**Goal**
List the lines of this listing that hold the word "icon".

* start *

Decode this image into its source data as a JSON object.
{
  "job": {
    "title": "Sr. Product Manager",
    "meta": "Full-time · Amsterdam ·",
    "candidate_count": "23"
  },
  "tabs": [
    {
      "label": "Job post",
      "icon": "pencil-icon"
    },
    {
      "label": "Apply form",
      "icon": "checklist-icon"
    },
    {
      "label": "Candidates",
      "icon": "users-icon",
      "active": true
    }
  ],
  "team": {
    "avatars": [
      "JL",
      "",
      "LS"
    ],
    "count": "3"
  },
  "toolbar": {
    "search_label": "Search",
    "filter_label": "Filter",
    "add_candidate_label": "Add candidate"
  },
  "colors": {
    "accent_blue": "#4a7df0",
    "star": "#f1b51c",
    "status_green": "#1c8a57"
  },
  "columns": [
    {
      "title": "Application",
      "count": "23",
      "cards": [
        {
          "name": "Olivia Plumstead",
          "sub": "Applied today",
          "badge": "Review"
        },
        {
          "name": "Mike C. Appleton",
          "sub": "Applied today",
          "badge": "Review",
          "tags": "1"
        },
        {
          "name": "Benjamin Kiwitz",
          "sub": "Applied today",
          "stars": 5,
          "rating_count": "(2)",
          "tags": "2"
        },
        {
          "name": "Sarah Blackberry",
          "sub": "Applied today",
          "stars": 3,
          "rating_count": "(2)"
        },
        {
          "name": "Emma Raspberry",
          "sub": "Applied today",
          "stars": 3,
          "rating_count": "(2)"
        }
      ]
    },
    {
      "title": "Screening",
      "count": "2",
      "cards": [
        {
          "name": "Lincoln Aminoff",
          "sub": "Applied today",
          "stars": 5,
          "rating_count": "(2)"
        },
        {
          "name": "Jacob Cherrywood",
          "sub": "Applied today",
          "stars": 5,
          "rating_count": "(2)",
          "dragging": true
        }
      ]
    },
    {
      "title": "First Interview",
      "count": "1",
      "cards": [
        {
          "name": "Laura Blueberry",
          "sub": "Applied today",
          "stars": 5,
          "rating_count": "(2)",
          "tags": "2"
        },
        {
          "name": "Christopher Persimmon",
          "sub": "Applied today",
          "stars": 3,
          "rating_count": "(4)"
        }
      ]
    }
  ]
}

* end *

**Solution**
      "icon": "pencil-icon"
      "icon": "checklist-icon"
      "icon": "users-icon",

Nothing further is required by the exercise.